## YOUR OBJECTIVE
Determine how many lines in the entries below include "vere". The reply should be that number and nothing else.

-------------------------

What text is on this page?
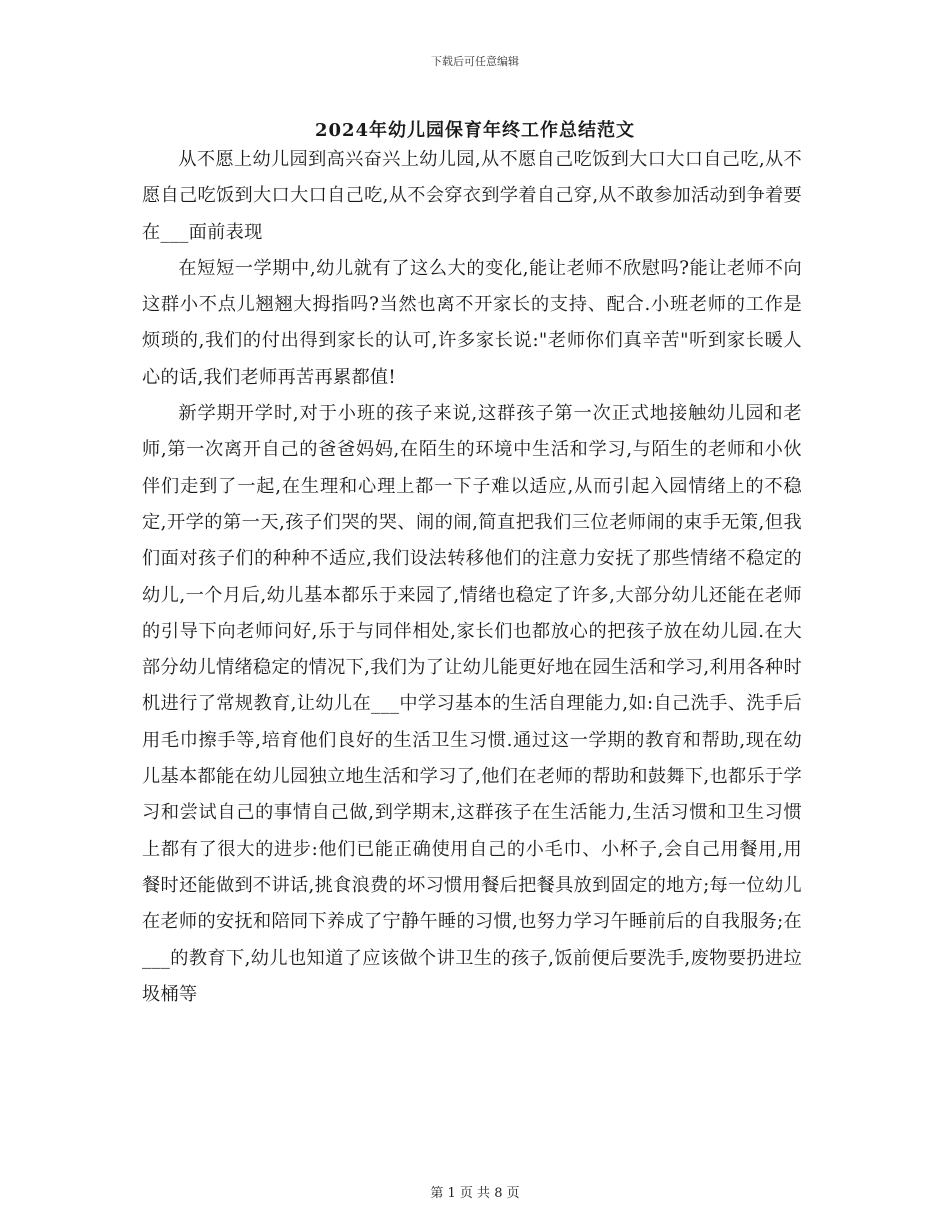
下载后可任意编辑
2024年幼儿园保育年终工作总结范文

从不愿上幼儿园到高兴奋兴上幼儿园,从不愿自己吃饭到大口大口自己吃,从不愿自己吃饭到大口大口自己吃,从不会穿衣到学着自己穿,从不敢参加活动到争着要在___面前表现

在短短一学期中,幼儿就有了这么大的变化,能让老师不欣慰吗?能让老师不向这群小不点儿翘翘大拇指吗?当然也离不开家长的支持、配合.小班老师的工作是烦琐的,我们的付出得到家长的认可,许多家长说:"老师你们真辛苦"听到家长暖人心的话,我们老师再苦再累都值!

新学期开学时,对于小班的孩子来说,这群孩子第一次正式地接触幼儿园和老师,第一次离开自己的爸爸妈妈,在陌生的环境中生活和学习,与陌生的老师和小伙伴们走到了一起,在生理和心理上都一下子难以适应,从而引起入园情绪上的不稳定,开学的第一天,孩子们哭的哭、闹的闹,简直把我们三位老师闹的束手无策,但我们面对孩子们的种种不适应,我们设法转移他们的注意力安抚了那些情绪不稳定的幼儿,一个月后,幼儿基本都乐于来园了,情绪也稳定了许多,大部分幼儿还能在老师的引导下向老师问好,乐于与同伴相处,家长们也都放心的把孩子放在幼儿园.在大部分幼儿情绪稳定的情况下,我们为了让幼儿能更好地在园生活和学习,利用各种时机进行了常规教育,让幼儿在___中学习基本的生活自理能力,如:自己洗手、洗手后用毛巾擦手等,培育他们良好的生活卫生习惯.通过这一学期的教育和帮助,现在幼儿基本都能在幼儿园独立地生活和学习了,他们在老师的帮助和鼓舞下,也都乐于学习和尝试自己的事情自己做,到学期末,这群孩子在生活能力,生活习惯和卫生习惯上都有了很大的进步:他们已能正确使用自己的小毛巾、小杯子,会自己用餐用,用餐时还能做到不讲话,挑食浪费的坏习惯用餐后把餐具放到固定的地方;每一位幼儿在老师的安抚和陪同下养成了宁静午睡的习惯,也努力学习午睡前后的自我服务;在___的教育下,幼儿也知道了应该做个讲卫生的孩子,饭前便后要洗手,废物要扔进垃圾桶等

第 1 页 共 8 页
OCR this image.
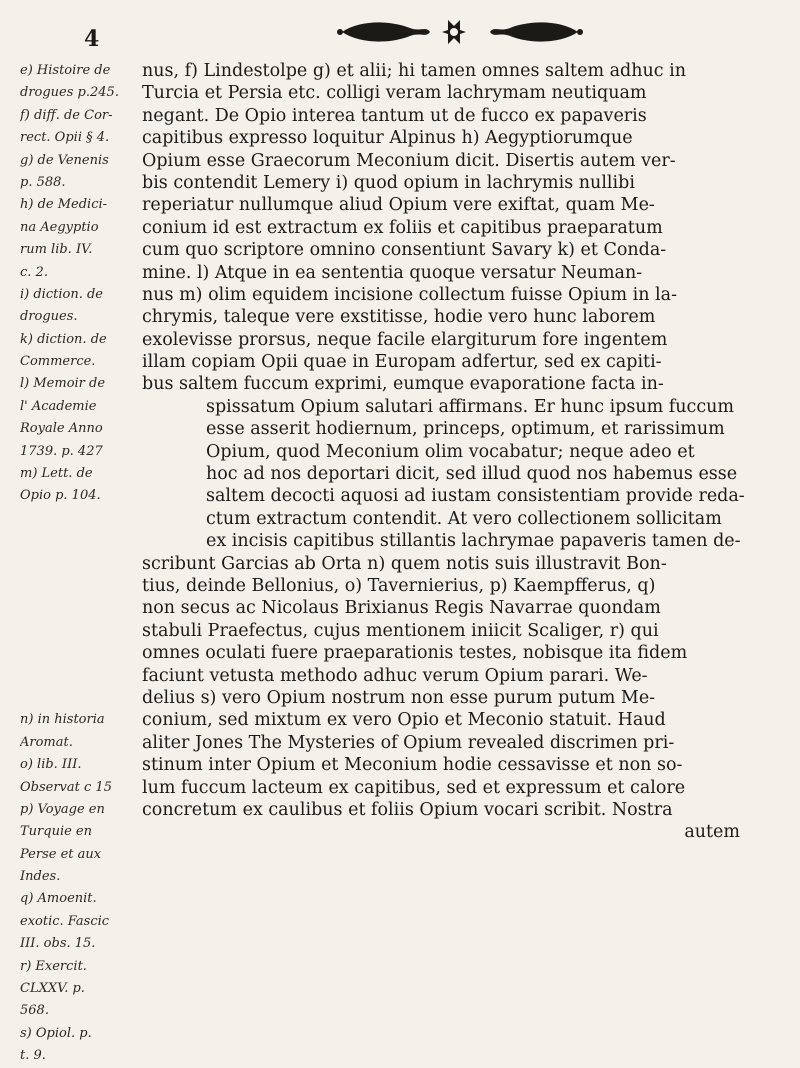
4
e) Histoire de
drogues p.245.
f) diff. de Cor-
rect. Opii § 4.
g) de Venenis
p. 588.
h) de Medici-
na Aegyptio
rum lib. IV.
c. 2.
i) diction. de
drogues.
k) diction. de
Commerce.
l) Memoir de
l' Academie
Royale Anno
1739. p. 427
m) Lett. de
Opio p. 104.
n) in historia
Aromat.
o) lib. III.
Observat c 15
p) Voyage en
Turquie en
Perse et aux
Indes.
q) Amoenit.
exotic. Fascic
III. obs. 15.
r) Exercit.
CLXXV. p.
568.
s) Opiol. p.
t. 9.
nus, f) Lindestolpe g) et alii; hi tamen omnes saltem adhuc in
Turcia et Persia etc. colligi veram lachrymam neutiquam
negant. De Opio interea tantum ut de fucco ex papaveris
capitibus expresso loquitur Alpinus h) Aegyptiorumque
Opium esse Graecorum Meconium dicit. Disertis autem ver-
bis contendit Lemery i) quod opium in lachrymis nullibi
reperiatur nullumque aliud Opium vere exiftat, quam Me-
conium id est extractum ex foliis et capitibus praeparatum
cum quo scriptore omnino consentiunt Savary k) et Conda-
mine. l) Atque in ea sententia quoque versatur Neuman-
nus m) olim equidem incisione collectum fuisse Opium in la-
chrymis, taleque vere exstitisse, hodie vero hunc laborem
exolevisse prorsus, neque facile elargiturum fore ingentem
illam copiam Opii quae in Europam adfertur, sed ex capiti-
bus saltem fuccum exprimi, eumque evaporatione facta in-
spissatum Opium salutari affirmans. Er hunc ipsum fuccum
esse asserit hodiernum, princeps, optimum, et rarissimum
Opium, quod Meconium olim vocabatur; neque adeo et
hoc ad nos deportari dicit, sed illud quod nos habemus esse
saltem decocti aquosi ad iustam consistentiam provide reda-
ctum extractum contendit. At vero collectionem sollicitam
ex incisis capitibus stillantis lachrymae papaveris tamen de-
scribunt Garcias ab Orta n) quem notis suis illustravit Bon-
tius, deinde Bellonius, o) Tavernierius, p) Kaempfferus, q)
non secus ac Nicolaus Brixianus Regis Navarrae quondam
stabuli Praefectus, cujus mentionem iniicit Scaliger, r) qui
omnes oculati fuere praeparationis testes, nobisque ita fidem
faciunt vetusta methodo adhuc verum Opium parari. We-
delius s) vero Opium nostrum non esse purum putum Me-
conium, sed mixtum ex vero Opio et Meconio statuit. Haud
aliter Jones The Mysteries of Opium revealed discrimen pri-
stinum inter Opium et Meconium hodie cessavisse et non so-
lum fuccum lacteum ex capitibus, sed et expressum et calore
concretum ex caulibus et foliis Opium vocari scribit. Nostra
autem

-------------------------

## ANSWER TO THE TASK
2